# [EXERCISE TASK]
Rewrite all the rows below, substituting "airplane fuselage" for each occurrence of "aircraft fuselage" and leaving everything else unchanged. Omit the pictures from your answer.

# [LISTED RECORDS]
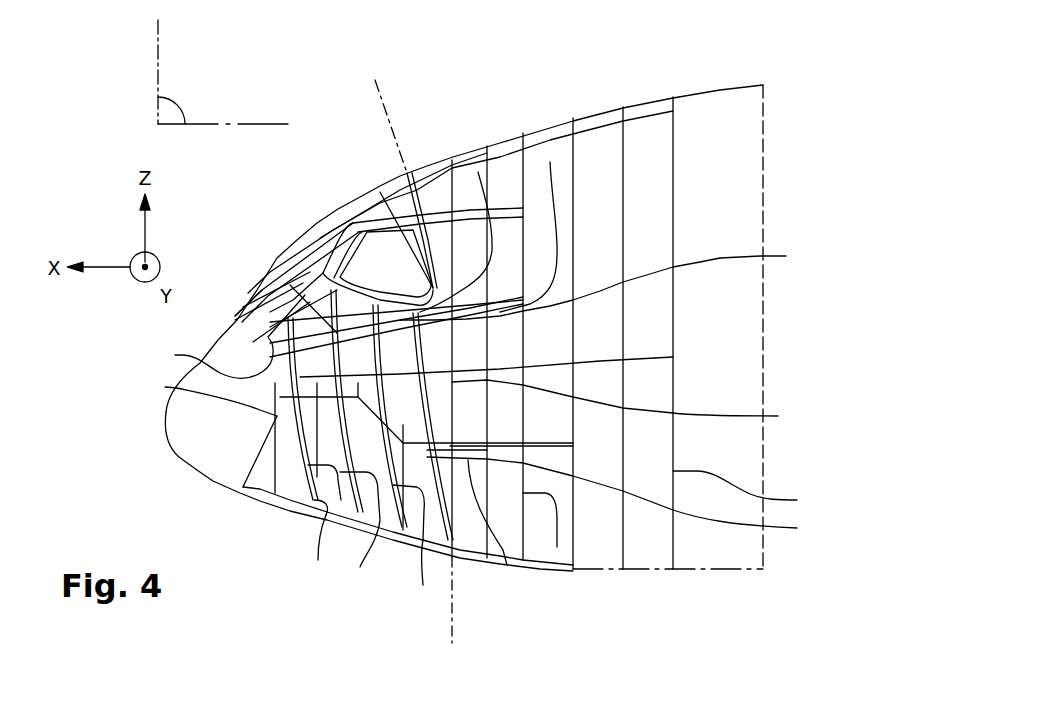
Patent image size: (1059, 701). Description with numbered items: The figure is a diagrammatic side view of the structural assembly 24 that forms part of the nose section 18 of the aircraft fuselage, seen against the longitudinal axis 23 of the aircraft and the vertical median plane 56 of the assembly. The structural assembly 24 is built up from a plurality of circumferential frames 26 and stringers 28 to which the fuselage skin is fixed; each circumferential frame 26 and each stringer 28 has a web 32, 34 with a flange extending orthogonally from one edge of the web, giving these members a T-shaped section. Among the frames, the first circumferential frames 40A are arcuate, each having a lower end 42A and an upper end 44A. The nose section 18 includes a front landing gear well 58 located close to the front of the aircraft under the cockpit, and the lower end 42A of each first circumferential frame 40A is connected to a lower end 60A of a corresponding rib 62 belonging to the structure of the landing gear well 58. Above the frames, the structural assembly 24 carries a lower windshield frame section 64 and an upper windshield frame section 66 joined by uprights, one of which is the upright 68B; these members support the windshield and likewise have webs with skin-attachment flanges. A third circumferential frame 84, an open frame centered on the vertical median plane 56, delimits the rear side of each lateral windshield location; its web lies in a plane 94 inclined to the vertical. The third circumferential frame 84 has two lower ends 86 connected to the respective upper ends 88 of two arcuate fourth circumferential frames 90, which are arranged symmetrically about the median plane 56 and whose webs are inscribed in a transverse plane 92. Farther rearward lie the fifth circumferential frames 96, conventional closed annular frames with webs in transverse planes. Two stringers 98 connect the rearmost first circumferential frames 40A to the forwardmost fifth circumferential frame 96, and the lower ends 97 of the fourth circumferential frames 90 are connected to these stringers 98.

The nose section 18 is at (276, 251).
The longitudinal axis 23 is at (270, 123).
The structural assembly 24 is at (688, 180).
The circumferential frames 26 is at (553, 552).
The stringers 28 is at (202, 336).
The web 32 is at (557, 547).
The web 34 is at (176, 355).
The first circumferential frames 40A is at (360, 567).
The lower end 42A is at (318, 560).
The upper end 44A is at (786, 256).
The vertical median plane 56 is at (172, 114).
The front landing gear well 58 is at (542, 443).
The lower end 60A is at (318, 517).
The rib 62 is at (166, 387).
The lower windshield frame section 64 is at (280, 287).
The upper windshield frame section 66 is at (353, 222).
The upright 68B is at (398, 185).
The third circumferential frame 84 is at (448, 216).
The lower ends 86 is at (478, 172).
The upper ends 88 is at (550, 162).
The fourth circumferential frames 90 is at (778, 416).
The transverse plane 92 is at (450, 637).
The inclined plane 94 is at (388, 100).
The fifth circumferential frames 96 is at (797, 500).
The lower ends 97 is at (797, 528).
The stringers 98 is at (507, 565).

# [RESPONSE]
Patent image size: (1059, 701). Description with numbered items: The figure is a diagrammatic side view of the structural assembly 24 that forms part of the nose section 18 of the airplane fuselage, seen against the longitudinal axis 23 of the aircraft and the vertical median plane 56 of the assembly. The structural assembly 24 is built up from a plurality of circumferential frames 26 and stringers 28 to which the fuselage skin is fixed; each circumferential frame 26 and each stringer 28 has a web 32, 34 with a flange extending orthogonally from one edge of the web, giving these members a T-shaped section. Among the frames, the first circumferential frames 40A are arcuate, each having a lower end 42A and an upper end 44A. The nose section 18 includes a front landing gear well 58 located close to the front of the aircraft under the cockpit, and the lower end 42A of each first circumferential frame 40A is connected to a lower end 60A of a corresponding rib 62 belonging to the structure of the landing gear well 58. Above the frames, the structural assembly 24 carries a lower windshield frame section 64 and an upper windshield frame section 66 joined by uprights, one of which is the upright 68B; these members support the windshield and likewise have webs with skin-attachment flanges. A third circumferential frame 84, an open frame centered on the vertical median plane 56, delimits the rear side of each lateral windshield location; its web lies in a plane 94 inclined to the vertical. The third circumferential frame 84 has two lower ends 86 connected to the respective upper ends 88 of two arcuate fourth circumferential frames 90, which are arranged symmetrically about the median plane 56 and whose webs are inscribed in a transverse plane 92. Farther rearward lie the fifth circumferential frames 96, conventional closed annular frames with webs in transverse planes. Two stringers 98 connect the rearmost first circumferential frames 40A to the forwardmost fifth circumferential frame 96, and the lower ends 97 of the fourth circumferential frames 90 are connected to these stringers 98.

The nose section 18 is at (276, 251).
The longitudinal axis 23 is at (270, 123).
The structural assembly 24 is at (688, 180).
The circumferential frames 26 is at (553, 552).
The stringers 28 is at (202, 336).
The web 32 is at (557, 547).
The web 34 is at (176, 355).
The first circumferential frames 40A is at (360, 567).
The lower end 42A is at (318, 560).
The upper end 44A is at (786, 256).
The vertical median plane 56 is at (172, 114).
The front landing gear well 58 is at (542, 443).
The lower end 60A is at (318, 517).
The rib 62 is at (166, 387).
The lower windshield frame section 64 is at (280, 287).
The upper windshield frame section 66 is at (353, 222).
The upright 68B is at (398, 185).
The third circumferential frame 84 is at (448, 216).
The lower ends 86 is at (478, 172).
The upper ends 88 is at (550, 162).
The fourth circumferential frames 90 is at (778, 416).
The transverse plane 92 is at (450, 637).
The inclined plane 94 is at (388, 100).
The fifth circumferential frames 96 is at (797, 500).
The lower ends 97 is at (797, 528).
The stringers 98 is at (507, 565).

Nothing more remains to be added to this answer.